** start **

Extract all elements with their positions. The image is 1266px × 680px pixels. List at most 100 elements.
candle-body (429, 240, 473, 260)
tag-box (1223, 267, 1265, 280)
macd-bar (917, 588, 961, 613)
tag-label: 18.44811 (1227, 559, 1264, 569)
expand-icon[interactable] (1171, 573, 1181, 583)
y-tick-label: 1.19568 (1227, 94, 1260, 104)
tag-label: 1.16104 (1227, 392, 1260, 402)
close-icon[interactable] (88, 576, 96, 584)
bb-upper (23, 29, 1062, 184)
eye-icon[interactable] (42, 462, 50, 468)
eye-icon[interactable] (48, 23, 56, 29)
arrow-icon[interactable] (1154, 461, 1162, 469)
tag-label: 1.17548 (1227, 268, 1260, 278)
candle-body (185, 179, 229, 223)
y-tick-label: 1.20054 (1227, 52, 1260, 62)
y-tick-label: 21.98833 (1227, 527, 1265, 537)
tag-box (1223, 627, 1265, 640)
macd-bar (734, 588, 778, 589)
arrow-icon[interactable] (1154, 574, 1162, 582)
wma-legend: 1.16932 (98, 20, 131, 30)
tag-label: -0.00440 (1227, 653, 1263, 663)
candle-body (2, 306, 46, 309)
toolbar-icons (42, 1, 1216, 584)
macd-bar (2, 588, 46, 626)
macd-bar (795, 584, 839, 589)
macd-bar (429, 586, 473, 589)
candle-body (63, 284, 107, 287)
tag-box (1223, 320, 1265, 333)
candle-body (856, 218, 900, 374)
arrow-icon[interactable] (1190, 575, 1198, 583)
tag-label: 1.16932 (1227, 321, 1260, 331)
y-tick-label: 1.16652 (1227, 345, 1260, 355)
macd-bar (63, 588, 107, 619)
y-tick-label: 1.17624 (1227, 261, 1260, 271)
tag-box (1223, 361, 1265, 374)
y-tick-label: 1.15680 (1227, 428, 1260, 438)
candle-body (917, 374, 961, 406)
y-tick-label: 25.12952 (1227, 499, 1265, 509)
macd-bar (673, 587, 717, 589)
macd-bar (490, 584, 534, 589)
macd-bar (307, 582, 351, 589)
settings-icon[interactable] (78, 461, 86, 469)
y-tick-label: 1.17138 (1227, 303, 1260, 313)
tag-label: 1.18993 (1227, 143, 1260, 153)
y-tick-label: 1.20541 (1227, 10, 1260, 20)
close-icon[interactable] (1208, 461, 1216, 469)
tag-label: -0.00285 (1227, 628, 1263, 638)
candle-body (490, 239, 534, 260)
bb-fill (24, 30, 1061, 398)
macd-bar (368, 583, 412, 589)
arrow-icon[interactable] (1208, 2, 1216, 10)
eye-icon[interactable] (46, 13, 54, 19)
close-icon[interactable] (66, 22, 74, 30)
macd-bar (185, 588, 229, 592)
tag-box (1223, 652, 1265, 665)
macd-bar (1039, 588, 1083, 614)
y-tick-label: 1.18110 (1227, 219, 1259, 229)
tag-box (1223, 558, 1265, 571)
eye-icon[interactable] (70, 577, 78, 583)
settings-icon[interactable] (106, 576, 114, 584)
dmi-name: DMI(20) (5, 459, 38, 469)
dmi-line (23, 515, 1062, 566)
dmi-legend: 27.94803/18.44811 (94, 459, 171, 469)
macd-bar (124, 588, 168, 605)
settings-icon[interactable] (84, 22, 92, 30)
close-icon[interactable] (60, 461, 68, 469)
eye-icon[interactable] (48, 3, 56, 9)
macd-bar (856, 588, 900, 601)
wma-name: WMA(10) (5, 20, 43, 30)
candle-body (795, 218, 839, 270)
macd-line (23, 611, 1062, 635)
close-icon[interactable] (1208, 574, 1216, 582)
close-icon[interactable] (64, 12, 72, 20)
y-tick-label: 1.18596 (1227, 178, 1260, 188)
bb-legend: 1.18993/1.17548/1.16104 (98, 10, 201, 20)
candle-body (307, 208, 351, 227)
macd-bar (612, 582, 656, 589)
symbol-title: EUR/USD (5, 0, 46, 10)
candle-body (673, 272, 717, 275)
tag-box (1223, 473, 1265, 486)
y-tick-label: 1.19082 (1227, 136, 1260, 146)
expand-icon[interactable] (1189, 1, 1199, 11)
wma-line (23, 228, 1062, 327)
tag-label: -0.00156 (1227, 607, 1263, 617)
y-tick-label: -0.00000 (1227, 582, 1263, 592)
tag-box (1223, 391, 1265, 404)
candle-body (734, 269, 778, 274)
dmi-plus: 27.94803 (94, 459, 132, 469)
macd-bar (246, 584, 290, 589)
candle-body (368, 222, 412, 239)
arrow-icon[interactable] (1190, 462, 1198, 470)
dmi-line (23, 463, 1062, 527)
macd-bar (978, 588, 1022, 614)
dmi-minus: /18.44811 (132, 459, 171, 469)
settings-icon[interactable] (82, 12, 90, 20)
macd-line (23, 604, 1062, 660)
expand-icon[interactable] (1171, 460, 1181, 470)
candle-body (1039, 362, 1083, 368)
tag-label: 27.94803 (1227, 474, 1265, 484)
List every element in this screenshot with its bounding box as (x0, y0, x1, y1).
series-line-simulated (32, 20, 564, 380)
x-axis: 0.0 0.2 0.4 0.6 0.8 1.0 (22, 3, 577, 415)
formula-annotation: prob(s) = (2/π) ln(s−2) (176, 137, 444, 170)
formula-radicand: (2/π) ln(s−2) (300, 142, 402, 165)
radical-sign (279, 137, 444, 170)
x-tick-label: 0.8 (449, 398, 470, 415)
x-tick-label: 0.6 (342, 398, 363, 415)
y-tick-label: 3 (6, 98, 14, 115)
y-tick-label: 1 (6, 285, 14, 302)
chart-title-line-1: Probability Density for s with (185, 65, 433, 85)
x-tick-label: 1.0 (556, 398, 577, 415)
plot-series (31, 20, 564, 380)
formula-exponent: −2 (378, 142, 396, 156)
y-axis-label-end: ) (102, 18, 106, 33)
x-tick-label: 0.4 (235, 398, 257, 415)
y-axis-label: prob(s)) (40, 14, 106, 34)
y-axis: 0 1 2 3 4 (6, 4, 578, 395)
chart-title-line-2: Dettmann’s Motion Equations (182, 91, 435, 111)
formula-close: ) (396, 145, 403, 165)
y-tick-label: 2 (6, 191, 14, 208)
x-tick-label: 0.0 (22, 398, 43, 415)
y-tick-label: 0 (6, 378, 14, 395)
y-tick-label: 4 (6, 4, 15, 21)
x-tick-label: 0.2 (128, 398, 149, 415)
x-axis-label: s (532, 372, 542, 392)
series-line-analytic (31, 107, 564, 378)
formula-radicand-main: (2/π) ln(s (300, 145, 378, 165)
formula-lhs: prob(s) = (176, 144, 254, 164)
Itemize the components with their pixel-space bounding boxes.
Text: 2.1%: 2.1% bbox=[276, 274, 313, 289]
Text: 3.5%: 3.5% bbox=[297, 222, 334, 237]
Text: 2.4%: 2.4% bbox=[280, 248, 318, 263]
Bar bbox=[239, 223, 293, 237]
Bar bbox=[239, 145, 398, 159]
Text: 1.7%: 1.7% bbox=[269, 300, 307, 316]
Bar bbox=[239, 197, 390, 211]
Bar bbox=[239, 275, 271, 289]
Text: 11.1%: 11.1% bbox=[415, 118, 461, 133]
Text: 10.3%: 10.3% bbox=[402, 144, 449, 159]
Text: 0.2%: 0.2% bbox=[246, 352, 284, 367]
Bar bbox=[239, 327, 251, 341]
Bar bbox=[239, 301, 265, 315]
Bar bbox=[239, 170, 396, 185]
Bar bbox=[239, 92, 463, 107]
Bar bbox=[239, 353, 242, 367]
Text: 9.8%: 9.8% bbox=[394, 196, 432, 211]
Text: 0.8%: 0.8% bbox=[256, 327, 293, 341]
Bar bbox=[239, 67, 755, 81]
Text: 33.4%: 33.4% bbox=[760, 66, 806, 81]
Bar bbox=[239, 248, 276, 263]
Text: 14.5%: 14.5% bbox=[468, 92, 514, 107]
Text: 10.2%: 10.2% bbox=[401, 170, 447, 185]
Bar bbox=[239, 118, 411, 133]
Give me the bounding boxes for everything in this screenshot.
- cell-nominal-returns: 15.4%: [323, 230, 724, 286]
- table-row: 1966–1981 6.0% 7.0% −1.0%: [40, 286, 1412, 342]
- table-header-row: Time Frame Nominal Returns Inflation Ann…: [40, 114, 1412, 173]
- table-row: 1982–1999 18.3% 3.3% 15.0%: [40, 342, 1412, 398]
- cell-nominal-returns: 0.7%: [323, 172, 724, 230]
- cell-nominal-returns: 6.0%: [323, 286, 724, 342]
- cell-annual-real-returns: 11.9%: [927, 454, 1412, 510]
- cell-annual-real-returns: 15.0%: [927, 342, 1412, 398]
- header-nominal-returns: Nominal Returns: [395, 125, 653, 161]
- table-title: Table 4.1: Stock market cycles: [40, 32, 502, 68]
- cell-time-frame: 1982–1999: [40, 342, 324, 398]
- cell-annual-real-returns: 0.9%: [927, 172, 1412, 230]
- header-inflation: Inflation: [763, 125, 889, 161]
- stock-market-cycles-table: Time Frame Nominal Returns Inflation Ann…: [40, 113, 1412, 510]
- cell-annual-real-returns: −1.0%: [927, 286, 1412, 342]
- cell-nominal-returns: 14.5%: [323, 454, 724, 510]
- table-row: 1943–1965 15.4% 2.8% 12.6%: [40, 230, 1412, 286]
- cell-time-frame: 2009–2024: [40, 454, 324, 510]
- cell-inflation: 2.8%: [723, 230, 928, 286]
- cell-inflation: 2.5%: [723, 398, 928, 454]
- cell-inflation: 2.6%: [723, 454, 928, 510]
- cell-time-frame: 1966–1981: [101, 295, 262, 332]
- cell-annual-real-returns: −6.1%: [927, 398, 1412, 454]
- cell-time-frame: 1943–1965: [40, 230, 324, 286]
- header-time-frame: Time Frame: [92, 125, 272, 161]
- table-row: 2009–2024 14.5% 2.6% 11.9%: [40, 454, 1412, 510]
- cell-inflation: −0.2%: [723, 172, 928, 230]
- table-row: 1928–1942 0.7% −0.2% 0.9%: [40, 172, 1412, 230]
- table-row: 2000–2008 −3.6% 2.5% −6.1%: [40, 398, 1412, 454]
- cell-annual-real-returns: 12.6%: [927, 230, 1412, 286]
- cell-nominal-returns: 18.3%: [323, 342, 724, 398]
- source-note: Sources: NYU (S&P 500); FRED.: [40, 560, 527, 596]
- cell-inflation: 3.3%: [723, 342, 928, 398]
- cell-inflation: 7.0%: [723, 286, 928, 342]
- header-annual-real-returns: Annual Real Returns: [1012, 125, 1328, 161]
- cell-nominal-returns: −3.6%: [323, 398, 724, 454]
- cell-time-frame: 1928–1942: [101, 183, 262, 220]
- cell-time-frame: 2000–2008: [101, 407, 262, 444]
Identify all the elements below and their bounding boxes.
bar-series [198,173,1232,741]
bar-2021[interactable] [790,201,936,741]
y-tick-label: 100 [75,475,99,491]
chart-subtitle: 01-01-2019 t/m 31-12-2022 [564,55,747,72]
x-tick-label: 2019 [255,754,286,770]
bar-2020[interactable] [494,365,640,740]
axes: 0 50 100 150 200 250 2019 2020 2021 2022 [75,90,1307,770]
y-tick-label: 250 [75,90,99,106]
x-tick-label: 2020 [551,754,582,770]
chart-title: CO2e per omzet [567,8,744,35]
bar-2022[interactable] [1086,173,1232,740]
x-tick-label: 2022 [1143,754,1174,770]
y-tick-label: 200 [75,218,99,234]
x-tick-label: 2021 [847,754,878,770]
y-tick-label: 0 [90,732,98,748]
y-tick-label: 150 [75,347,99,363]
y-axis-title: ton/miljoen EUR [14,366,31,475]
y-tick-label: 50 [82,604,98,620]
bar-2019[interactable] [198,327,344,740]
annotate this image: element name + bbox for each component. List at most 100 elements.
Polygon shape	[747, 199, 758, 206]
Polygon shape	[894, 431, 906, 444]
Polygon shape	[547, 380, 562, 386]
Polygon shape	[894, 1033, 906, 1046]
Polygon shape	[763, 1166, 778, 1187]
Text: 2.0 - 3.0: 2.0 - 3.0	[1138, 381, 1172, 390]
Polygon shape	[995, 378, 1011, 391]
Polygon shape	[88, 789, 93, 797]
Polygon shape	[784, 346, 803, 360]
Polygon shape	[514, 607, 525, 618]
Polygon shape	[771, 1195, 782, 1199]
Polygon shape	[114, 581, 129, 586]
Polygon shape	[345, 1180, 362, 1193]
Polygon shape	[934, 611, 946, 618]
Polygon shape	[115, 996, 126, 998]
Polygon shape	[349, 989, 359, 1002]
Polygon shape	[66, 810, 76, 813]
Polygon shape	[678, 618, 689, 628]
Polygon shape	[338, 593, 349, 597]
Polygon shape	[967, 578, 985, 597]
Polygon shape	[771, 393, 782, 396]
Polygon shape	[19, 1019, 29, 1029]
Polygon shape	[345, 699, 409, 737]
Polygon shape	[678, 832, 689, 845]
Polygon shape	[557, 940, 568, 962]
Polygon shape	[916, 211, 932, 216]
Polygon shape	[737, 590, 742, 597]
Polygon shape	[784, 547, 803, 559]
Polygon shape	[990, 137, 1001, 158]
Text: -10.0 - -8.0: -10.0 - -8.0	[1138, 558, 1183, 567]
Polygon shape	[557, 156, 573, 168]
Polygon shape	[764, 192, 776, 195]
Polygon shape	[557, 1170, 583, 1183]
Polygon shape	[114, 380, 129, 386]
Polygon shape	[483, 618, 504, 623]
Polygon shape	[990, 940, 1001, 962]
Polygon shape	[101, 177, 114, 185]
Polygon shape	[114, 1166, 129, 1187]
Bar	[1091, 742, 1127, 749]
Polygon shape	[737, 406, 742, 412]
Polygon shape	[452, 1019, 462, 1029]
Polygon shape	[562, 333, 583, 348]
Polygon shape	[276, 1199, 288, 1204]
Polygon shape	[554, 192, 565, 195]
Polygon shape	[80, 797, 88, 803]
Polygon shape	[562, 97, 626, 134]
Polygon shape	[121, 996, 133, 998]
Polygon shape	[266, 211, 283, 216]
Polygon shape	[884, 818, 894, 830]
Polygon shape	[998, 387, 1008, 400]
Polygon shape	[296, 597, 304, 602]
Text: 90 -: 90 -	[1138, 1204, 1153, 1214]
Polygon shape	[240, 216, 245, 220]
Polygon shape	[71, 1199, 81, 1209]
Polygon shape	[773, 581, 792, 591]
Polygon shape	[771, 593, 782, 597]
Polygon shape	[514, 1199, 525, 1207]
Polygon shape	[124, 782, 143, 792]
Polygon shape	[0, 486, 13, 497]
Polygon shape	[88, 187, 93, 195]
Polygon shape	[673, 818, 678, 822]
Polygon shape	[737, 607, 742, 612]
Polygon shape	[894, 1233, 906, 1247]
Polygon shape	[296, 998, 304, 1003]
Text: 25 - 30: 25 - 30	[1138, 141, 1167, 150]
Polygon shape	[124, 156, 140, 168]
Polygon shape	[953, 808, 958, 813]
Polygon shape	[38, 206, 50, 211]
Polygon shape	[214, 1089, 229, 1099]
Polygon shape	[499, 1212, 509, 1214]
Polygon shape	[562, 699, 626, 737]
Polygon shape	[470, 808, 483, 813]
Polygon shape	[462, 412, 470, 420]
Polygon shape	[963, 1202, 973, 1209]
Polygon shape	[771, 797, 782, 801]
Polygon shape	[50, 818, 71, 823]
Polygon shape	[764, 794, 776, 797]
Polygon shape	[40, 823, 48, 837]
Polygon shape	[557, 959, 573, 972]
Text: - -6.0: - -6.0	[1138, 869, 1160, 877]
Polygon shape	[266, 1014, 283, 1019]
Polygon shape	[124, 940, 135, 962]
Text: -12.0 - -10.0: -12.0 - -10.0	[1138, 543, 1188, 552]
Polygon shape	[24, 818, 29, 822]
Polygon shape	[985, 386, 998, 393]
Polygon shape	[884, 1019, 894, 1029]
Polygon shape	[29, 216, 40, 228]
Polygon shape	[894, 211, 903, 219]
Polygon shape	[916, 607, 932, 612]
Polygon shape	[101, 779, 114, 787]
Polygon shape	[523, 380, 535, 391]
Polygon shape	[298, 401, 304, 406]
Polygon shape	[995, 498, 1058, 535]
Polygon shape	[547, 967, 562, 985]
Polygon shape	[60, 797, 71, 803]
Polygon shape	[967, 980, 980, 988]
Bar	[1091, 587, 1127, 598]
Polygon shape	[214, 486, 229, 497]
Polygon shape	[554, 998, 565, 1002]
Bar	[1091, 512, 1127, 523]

** end **

Present the material above as a numbered list, from its first line up to and including the line containing "tag-label: 18.44811 (1227, 559, 1264, 569)", and leave out any blank lines.

1. Extract all elements with their positions. The image is 1266px × 680px pixels. List at most 100 elements.
2. candle-body (429, 240, 473, 260)
3. tag-box (1223, 267, 1265, 280)
4. macd-bar (917, 588, 961, 613)
5. tag-label: 18.44811 (1227, 559, 1264, 569)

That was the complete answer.